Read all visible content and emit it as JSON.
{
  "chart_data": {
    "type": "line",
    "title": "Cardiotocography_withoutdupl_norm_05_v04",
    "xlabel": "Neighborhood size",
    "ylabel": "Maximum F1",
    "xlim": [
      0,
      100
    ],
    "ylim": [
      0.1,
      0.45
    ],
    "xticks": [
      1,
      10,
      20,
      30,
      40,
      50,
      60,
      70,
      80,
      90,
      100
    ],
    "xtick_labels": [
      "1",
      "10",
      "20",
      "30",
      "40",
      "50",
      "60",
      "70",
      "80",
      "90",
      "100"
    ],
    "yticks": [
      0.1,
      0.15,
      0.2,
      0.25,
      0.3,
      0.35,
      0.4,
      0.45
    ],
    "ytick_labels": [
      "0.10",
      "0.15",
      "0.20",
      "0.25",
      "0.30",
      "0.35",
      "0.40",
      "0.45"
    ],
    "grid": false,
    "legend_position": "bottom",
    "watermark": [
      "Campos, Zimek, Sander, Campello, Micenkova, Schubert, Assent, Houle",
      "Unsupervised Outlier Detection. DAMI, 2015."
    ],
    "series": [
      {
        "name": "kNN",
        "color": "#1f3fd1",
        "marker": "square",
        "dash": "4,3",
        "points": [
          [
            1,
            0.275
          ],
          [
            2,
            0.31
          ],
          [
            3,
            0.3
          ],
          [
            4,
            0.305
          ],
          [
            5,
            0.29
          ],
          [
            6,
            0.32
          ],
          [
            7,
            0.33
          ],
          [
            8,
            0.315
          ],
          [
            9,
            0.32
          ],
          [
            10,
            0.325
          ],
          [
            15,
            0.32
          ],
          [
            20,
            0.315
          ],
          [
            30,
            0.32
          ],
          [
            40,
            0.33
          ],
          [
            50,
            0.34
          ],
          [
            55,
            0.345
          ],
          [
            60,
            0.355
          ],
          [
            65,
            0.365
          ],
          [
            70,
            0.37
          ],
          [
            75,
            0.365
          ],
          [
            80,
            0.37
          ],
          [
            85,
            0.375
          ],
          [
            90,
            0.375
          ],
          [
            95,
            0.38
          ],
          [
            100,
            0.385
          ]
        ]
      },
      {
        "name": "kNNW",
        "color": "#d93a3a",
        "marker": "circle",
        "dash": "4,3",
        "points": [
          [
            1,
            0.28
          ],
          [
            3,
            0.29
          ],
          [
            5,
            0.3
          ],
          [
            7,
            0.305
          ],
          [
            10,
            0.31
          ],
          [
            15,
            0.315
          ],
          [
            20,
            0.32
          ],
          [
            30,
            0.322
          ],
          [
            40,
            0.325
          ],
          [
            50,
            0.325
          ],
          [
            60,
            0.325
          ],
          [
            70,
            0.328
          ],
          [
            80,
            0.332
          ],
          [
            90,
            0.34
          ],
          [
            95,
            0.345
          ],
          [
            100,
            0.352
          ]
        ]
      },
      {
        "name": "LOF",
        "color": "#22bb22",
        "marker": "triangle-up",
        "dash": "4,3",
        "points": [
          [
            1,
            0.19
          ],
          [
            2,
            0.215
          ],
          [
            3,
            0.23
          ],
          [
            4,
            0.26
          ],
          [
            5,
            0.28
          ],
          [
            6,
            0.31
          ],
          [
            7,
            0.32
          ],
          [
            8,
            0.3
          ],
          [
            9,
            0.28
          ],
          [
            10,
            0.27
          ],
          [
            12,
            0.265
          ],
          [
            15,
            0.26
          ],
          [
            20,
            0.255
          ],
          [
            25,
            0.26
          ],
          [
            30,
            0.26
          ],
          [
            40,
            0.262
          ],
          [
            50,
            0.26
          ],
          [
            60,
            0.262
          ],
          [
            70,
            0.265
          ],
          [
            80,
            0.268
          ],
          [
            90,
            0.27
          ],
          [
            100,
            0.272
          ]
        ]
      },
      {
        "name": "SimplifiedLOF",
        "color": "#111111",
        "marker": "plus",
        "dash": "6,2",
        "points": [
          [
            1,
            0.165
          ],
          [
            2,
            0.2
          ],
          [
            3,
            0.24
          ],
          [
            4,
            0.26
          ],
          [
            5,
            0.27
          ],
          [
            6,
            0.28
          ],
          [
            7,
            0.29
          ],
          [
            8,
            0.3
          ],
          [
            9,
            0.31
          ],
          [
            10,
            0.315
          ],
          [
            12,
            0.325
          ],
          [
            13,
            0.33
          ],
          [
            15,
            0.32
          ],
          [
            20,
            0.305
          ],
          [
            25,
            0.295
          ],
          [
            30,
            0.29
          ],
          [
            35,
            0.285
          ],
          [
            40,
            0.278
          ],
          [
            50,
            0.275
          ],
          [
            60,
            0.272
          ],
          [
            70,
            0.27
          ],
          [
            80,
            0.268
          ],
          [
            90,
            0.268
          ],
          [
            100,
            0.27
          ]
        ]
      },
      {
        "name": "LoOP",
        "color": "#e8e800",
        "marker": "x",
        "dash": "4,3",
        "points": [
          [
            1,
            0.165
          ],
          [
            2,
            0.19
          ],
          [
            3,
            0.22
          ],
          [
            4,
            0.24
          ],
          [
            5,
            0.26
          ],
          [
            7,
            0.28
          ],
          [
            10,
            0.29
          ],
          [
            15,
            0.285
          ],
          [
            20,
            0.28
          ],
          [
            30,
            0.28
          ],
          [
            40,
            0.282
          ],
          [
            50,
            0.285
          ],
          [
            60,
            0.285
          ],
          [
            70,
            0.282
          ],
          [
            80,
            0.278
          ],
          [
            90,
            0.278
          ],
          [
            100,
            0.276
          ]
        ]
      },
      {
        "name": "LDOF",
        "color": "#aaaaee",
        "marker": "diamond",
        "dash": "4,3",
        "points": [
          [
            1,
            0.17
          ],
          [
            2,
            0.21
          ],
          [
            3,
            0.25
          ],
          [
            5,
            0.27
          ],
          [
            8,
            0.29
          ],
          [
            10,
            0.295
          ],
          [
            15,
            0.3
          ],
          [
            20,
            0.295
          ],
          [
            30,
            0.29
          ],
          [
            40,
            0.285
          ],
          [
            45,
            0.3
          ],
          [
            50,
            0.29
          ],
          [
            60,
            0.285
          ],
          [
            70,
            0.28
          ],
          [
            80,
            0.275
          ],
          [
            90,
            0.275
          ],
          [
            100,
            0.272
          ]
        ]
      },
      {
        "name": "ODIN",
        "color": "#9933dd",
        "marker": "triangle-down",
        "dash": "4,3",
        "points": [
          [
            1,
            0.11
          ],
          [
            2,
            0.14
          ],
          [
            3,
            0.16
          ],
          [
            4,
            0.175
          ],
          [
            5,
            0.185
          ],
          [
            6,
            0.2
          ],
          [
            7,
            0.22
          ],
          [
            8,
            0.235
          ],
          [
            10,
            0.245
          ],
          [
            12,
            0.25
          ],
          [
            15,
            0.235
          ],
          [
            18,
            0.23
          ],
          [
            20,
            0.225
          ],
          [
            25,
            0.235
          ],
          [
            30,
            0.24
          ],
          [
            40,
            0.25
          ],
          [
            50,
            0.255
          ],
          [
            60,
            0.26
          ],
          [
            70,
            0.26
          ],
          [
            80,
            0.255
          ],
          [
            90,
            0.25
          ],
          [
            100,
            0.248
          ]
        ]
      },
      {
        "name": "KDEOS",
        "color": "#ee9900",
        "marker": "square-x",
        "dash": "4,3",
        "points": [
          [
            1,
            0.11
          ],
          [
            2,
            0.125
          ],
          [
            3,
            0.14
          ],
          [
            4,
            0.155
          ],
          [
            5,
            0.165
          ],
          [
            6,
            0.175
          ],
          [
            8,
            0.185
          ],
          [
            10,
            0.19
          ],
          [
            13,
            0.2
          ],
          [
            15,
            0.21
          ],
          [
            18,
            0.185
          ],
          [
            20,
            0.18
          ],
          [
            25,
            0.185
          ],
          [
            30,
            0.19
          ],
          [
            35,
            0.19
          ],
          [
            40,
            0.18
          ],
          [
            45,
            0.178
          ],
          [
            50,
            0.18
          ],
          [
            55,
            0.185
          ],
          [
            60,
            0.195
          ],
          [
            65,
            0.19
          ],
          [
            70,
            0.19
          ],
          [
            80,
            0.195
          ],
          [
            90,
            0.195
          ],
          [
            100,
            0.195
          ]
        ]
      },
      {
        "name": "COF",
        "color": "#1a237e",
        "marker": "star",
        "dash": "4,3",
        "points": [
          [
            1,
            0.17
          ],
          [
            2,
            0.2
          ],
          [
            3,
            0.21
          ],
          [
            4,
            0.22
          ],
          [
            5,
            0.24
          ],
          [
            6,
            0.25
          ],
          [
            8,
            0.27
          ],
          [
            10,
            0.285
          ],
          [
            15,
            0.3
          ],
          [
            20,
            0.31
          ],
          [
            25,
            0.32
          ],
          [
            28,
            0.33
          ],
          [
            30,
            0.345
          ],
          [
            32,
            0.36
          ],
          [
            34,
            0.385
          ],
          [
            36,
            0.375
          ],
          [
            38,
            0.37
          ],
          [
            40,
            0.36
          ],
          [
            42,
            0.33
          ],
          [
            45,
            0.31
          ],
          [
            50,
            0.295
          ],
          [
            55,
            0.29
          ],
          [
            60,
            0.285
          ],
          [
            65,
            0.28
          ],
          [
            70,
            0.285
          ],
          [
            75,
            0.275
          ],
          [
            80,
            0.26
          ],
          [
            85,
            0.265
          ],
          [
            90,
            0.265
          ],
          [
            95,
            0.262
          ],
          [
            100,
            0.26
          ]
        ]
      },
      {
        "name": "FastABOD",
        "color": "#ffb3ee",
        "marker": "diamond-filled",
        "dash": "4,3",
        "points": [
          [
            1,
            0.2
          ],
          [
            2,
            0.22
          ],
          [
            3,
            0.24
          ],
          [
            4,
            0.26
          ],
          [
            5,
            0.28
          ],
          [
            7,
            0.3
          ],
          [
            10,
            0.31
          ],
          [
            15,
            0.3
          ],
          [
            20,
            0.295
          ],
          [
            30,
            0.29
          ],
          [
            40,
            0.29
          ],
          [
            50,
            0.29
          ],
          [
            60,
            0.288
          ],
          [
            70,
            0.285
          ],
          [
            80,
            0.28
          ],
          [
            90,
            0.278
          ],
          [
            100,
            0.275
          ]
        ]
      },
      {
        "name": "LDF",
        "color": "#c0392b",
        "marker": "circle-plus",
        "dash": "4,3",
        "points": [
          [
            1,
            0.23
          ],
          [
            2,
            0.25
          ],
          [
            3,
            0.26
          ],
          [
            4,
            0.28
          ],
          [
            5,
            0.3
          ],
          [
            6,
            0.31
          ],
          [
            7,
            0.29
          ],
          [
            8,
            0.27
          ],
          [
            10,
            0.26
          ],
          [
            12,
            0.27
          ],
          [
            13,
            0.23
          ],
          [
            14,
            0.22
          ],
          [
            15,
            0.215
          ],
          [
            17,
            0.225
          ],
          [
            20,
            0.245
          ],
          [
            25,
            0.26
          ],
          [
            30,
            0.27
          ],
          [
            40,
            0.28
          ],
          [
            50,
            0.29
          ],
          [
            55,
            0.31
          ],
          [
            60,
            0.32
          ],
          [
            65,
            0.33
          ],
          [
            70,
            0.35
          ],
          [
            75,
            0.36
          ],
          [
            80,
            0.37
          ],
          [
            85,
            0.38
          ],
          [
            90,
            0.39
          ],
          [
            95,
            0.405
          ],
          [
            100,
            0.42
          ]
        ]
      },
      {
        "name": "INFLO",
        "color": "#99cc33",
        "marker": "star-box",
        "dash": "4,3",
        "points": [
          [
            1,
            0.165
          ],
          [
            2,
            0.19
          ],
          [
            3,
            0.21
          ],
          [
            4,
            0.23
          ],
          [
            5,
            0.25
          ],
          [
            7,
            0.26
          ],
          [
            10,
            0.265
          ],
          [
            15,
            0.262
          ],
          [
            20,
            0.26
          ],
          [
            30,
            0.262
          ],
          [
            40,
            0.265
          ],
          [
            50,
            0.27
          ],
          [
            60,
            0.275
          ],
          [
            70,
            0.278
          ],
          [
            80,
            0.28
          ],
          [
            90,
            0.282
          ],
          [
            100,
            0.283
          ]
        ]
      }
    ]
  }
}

What to produce ▸ Say how many lines in the entries contain the string "diamond", and leave out everything else.

Answer to this exercise ▸ 2